▸ **EXERCISE DESCRIPTION**: Report the total number of lines that include the string "this", without any other text.

▸ **INFORMATION GIVEN**:
[Begin]

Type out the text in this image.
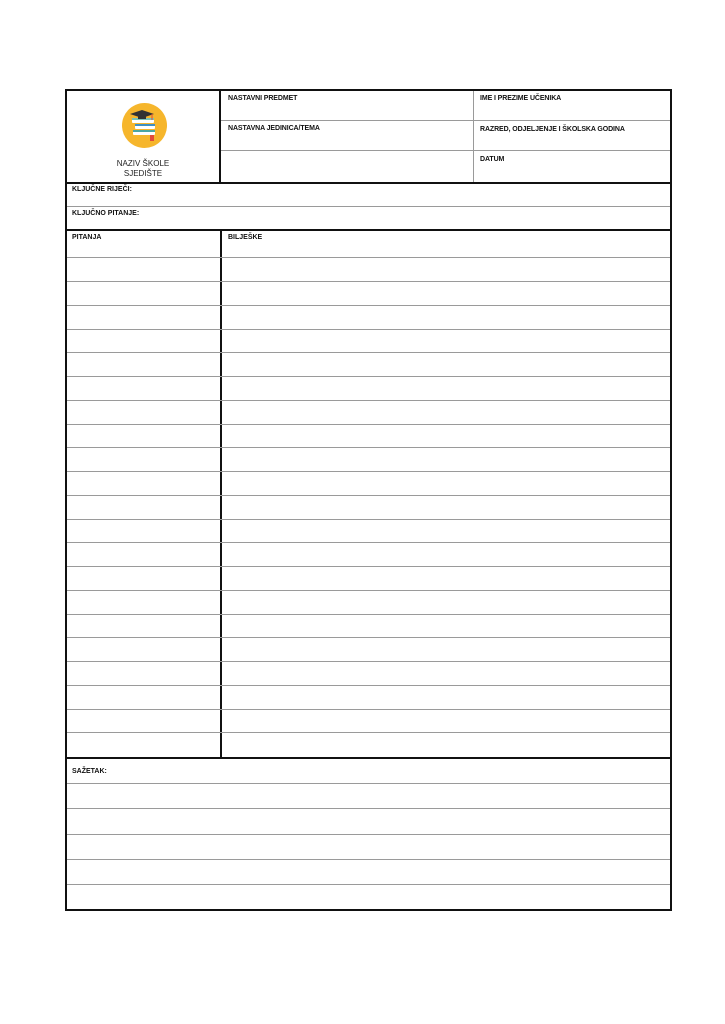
NAZIV ŠKOLE
SJEDIŠTE
NASTAVNI PREDMET
NASTAVNA JEDINICA/TEMA
IME I PREZIME UČENIKA
RAZRED, ODJELJENJE I ŠKOLSKA GODINA
DATUM
KLJUČNE RIJEČI:
KLJUČNO PITANJE:
PITANJA	BILJEŠKE
SAŽETAK:
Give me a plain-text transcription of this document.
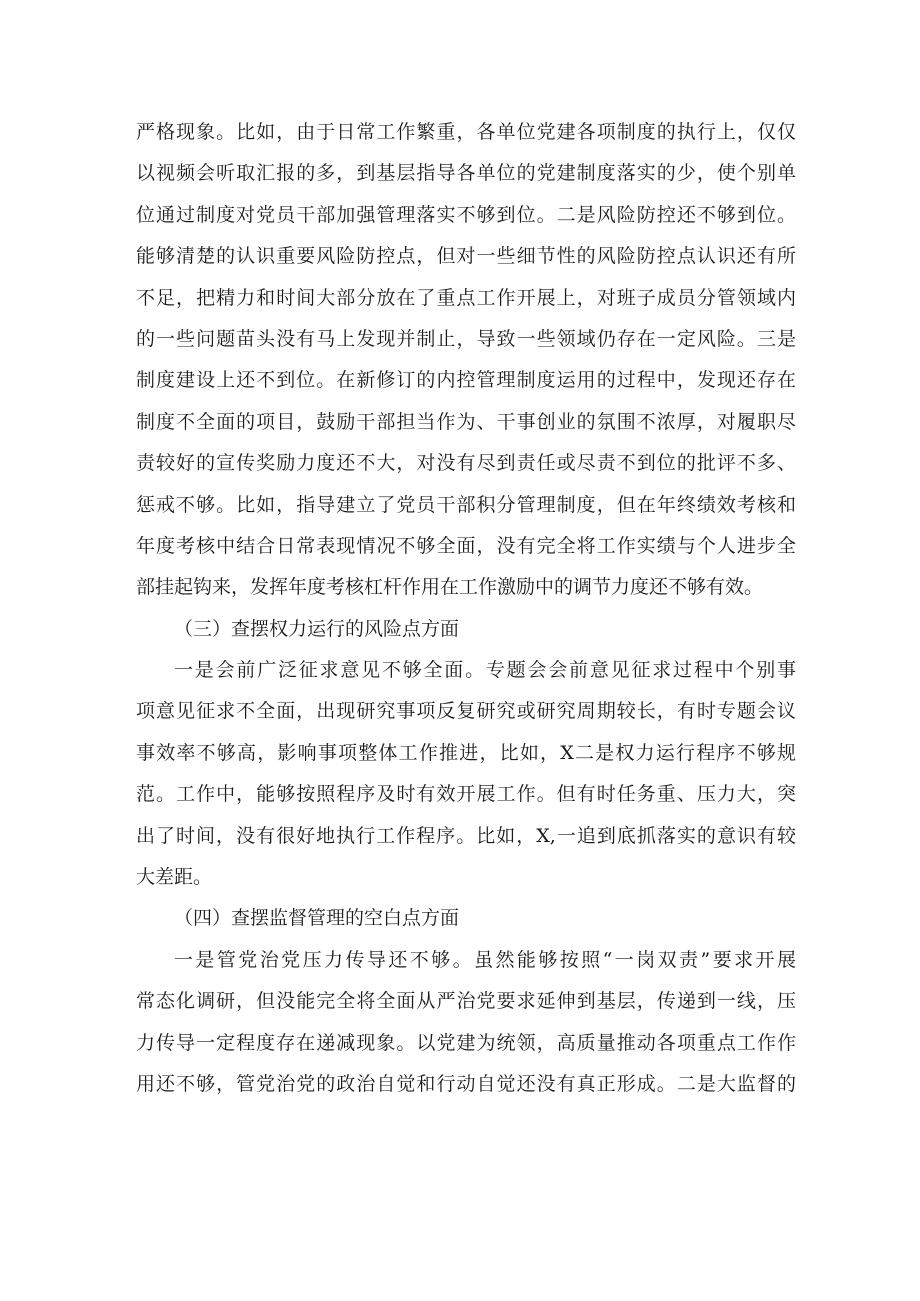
严格现象。比如，由于日常工作繁重，各单位党建各项制度的执行上，仅仅
以视频会听取汇报的多，到基层指导各单位的党建制度落实的少，使个别单
位通过制度对党员干部加强管理落实不够到位。二是风险防控还不够到位。
能够清楚的认识重要风险防控点，但对一些细节性的风险防控点认识还有所
不足，把精力和时间大部分放在了重点工作开展上，对班子成员分管领域内
的一些问题苗头没有马上发现并制止，导致一些领域仍存在一定风险。三是
制度建设上还不到位。在新修订的内控管理制度运用的过程中，发现还存在
制度不全面的项目，鼓励干部担当作为、干事创业的氛围不浓厚，对履职尽
责较好的宣传奖励力度还不大，对没有尽到责任或尽责不到位的批评不多、
惩戒不够。比如，指导建立了党员干部积分管理制度，但在年终绩效考核和
年度考核中结合日常表现情况不够全面，没有完全将工作实绩与个人进步全
部挂起钩来，发挥年度考核杠杆作用在工作激励中的调节力度还不够有效。
（三）查摆权力运行的风险点方面
一是会前广泛征求意见不够全面。专题会会前意见征求过程中个别事
项意见征求不全面，出现研究事项反复研究或研究周期较长，有时专题会议
事效率不够高，影响事项整体工作推进，比如，X二是权力运行程序不够规
范。工作中，能够按照程序及时有效开展工作。但有时任务重、压力大，突
出了时间，没有很好地执行工作程序。比如，X,一追到底抓落实的意识有较
大差距。
（四）查摆监督管理的空白点方面
一是管党治党压力传导还不够。虽然能够按照“一岗双责”要求开展
常态化调研，但没能完全将全面从严治党要求延伸到基层，传递到一线，压
力传导一定程度存在递减现象。以党建为统领，高质量推动各项重点工作作
用还不够，管党治党的政治自觉和行动自觉还没有真正形成。二是大监督的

[End]

▸ **ANSWER BELOW**: 2